Exercise prompt: Count how many lines of the material contain the string "сайта", then give that number and nothing more.

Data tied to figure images
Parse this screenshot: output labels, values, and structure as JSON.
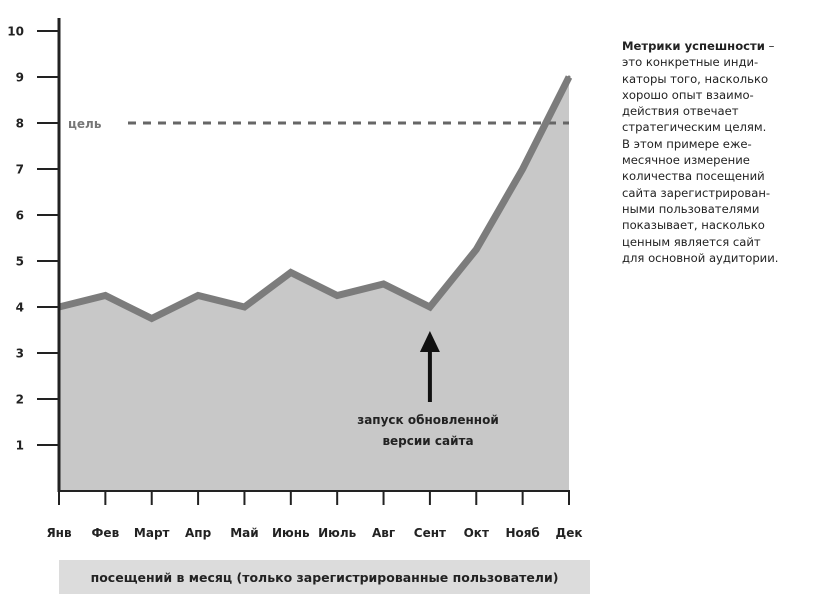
{
  "chart_data": {
    "type": "area",
    "categories": [
      "Янв",
      "Фев",
      "Март",
      "Апр",
      "Май",
      "Июнь",
      "Июль",
      "Авг",
      "Сент",
      "Окт",
      "Нояб",
      "Дек"
    ],
    "values": [
      4.0,
      4.25,
      3.75,
      4.25,
      4.0,
      4.75,
      4.25,
      4.5,
      4.0,
      5.25,
      7.0,
      9.0
    ],
    "xlabel": "посещений в месяц (только зарегистрированные пользователи)",
    "ylabel": "",
    "ylim": [
      0,
      10
    ],
    "yticks": [
      1,
      2,
      3,
      4,
      5,
      6,
      7,
      8,
      9,
      10
    ],
    "grid": false,
    "goal": {
      "label": "цель",
      "value": 8
    },
    "annotation": {
      "lines": [
        "запуск обновленной",
        "версии сайта"
      ],
      "category": "Сент"
    },
    "colors": {
      "area_fill": "#c8c8c8",
      "line": "#7c7c7c",
      "goal_line": "#666666",
      "axis": "#222222",
      "arrow": "#111111"
    }
  },
  "note": {
    "term": "Метрики успешности",
    "lines": [
      " –",
      "это конкретные инди-",
      "каторы того, насколько",
      "хорошо опыт взаимо-",
      "действия отвечает",
      "стратегическим целям.",
      "В этом примере еже-",
      "месячное измерение",
      "количества посещений",
      "сайта зарегистрирован-",
      "ными пользователями",
      "показывает, насколько",
      "ценным является сайт",
      "для основной аудитории."
    ]
  }
}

Task result: 2